_WRITTEN PROBLEM_. Copy all lines in which the word "technology" can be found.

-- START OF SUPPLIED MATERIAL --

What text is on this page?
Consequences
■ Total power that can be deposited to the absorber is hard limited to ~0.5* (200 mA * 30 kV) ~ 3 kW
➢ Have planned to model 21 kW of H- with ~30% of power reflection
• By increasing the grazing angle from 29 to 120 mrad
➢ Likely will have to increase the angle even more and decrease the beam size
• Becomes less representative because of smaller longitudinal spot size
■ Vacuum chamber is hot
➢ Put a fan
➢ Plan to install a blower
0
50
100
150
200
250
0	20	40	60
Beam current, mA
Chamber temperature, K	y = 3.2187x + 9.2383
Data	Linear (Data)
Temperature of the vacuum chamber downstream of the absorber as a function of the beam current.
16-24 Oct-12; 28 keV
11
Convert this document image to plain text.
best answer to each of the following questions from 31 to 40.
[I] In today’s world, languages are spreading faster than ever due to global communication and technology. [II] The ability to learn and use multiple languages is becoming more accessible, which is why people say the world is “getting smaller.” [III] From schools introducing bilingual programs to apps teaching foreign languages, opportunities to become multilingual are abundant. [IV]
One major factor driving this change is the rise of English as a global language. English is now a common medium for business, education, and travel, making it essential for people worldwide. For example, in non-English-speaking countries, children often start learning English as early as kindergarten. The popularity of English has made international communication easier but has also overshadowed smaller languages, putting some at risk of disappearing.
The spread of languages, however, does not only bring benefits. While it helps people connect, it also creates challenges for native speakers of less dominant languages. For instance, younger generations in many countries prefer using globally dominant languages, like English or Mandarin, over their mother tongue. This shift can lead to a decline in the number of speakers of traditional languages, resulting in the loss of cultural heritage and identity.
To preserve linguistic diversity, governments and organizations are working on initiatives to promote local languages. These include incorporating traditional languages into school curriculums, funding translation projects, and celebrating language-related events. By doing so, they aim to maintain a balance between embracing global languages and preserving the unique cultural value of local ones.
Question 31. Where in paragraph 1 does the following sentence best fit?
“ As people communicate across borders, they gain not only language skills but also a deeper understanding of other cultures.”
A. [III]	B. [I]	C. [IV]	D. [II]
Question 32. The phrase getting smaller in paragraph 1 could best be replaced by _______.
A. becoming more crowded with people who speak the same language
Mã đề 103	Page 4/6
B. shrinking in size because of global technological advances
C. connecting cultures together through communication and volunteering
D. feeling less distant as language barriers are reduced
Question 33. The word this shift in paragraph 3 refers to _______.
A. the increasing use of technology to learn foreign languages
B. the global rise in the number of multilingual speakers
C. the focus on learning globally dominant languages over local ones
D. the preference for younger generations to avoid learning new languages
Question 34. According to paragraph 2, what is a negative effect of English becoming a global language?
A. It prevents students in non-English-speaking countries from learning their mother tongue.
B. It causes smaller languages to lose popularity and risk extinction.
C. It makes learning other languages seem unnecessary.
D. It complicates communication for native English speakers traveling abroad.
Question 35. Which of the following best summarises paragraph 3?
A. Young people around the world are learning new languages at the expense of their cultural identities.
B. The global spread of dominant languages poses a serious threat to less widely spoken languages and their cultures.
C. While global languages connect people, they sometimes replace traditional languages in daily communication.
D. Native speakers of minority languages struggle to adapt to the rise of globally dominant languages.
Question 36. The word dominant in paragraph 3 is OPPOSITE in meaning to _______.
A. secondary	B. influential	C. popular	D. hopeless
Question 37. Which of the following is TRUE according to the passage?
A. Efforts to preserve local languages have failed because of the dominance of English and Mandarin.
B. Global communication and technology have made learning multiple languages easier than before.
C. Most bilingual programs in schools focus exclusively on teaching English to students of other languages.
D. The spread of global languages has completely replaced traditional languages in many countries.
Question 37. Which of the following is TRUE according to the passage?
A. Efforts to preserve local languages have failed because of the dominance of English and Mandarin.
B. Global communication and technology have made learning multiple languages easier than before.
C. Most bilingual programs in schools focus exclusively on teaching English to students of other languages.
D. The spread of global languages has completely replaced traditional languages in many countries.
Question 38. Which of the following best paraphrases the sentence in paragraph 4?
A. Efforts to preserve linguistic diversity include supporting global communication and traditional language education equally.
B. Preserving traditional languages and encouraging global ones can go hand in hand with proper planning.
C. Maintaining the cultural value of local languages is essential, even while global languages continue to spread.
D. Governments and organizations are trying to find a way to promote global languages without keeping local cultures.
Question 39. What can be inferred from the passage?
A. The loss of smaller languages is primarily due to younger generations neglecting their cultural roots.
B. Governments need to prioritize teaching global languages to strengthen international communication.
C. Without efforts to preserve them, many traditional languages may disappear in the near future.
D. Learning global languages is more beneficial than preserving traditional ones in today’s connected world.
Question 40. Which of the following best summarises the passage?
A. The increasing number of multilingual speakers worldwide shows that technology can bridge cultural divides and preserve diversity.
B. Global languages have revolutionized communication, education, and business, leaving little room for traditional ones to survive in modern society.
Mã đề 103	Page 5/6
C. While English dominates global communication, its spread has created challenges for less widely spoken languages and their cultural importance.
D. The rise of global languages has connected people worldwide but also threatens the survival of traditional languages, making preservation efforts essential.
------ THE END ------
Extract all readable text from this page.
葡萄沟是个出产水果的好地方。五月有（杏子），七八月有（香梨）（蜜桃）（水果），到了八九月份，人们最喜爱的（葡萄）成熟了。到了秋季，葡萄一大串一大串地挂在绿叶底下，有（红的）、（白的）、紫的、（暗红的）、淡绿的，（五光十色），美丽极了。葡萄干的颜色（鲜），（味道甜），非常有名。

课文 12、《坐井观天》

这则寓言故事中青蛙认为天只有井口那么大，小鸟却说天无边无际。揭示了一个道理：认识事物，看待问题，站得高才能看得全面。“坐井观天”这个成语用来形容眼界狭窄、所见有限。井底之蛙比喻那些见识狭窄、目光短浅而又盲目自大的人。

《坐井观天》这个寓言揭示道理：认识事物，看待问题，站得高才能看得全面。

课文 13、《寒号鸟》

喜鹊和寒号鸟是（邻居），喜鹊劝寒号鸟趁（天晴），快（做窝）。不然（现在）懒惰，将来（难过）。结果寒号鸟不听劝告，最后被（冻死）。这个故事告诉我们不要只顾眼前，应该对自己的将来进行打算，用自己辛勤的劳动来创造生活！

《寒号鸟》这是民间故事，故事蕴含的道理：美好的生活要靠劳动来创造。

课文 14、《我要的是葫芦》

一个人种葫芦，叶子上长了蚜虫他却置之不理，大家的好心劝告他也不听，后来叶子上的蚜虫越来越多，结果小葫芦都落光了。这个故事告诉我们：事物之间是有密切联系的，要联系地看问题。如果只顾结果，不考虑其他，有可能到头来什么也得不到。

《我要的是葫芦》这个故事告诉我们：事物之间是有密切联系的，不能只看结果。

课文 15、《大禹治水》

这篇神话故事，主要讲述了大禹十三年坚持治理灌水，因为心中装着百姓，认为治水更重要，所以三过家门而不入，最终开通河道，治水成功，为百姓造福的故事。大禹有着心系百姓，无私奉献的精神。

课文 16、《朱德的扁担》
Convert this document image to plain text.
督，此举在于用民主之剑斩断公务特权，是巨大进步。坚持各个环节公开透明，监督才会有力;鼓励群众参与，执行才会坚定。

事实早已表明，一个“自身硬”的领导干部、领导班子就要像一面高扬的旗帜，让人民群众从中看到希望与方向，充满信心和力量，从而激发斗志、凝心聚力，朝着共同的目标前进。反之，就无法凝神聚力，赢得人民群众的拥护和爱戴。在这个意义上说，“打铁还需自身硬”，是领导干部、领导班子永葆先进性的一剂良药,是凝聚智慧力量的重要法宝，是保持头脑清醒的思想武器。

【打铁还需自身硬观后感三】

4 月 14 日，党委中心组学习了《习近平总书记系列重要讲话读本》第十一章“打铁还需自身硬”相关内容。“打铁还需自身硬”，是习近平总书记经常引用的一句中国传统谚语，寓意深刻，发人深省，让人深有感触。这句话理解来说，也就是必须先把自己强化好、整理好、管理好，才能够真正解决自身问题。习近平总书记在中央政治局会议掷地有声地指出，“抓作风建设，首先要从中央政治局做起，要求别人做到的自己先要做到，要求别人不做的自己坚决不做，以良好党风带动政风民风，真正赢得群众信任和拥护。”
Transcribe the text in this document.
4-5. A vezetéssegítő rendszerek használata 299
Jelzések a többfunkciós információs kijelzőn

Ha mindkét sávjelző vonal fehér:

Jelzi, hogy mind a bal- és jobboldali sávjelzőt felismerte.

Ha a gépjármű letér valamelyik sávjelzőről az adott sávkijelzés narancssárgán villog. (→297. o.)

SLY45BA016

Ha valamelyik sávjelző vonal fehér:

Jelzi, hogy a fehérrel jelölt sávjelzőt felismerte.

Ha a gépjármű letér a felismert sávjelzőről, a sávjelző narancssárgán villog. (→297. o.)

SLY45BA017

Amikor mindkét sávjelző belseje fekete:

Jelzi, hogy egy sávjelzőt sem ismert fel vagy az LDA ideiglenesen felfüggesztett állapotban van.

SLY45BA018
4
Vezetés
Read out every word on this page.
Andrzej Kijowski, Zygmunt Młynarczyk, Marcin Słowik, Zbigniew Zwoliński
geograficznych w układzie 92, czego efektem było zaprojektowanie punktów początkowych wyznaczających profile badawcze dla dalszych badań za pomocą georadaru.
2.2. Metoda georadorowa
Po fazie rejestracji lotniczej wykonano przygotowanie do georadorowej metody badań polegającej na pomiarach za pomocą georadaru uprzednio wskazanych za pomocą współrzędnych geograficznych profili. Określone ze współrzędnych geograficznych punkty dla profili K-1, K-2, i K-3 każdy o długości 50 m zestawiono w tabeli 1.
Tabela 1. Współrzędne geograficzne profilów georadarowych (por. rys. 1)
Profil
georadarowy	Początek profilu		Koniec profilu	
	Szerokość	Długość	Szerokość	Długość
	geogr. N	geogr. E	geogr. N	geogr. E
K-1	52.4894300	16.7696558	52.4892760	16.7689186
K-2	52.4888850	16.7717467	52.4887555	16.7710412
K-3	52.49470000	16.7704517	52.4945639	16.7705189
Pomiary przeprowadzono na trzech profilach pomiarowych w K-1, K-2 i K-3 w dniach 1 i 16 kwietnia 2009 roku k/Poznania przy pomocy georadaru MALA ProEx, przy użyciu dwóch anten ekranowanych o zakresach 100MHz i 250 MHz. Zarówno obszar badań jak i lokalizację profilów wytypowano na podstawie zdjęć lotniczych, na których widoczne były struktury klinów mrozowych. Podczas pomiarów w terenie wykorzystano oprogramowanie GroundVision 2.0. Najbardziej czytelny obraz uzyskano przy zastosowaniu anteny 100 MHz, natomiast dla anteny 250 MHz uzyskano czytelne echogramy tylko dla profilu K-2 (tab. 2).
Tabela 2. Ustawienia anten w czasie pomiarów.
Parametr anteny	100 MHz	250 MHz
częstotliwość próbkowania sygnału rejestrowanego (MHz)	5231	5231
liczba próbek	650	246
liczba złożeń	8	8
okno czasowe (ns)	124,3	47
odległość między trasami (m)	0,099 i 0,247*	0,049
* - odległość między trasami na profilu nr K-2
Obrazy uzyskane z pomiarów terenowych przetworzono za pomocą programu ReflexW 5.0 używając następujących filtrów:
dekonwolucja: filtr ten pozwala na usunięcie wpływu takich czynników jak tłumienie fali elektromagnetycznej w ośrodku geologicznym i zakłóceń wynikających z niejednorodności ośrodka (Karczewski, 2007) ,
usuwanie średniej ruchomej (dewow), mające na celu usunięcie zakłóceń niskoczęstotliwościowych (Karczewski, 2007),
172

-- END OF SUPPLIED MATERIAL --

_TASK RESPONSE_.
[I] In today’s world, languages are spreading faster than ever due to global communication and technology. [II] The ability to learn and use multiple languages is becoming more accessible, which is why people say the world is “getting smaller.” [III] From schools introducing bilingual programs to apps teaching foreign languages, opportunities to become multilingual are abundant. [IV]
A. the increasing use of technology to learn foreign languages
B. Global communication and technology have made learning multiple languages easier than before.
B. Global communication and technology have made learning multiple languages easier than before.
A. The increasing number of multilingual speakers worldwide shows that technology can bridge cultural divides and preserve diversity.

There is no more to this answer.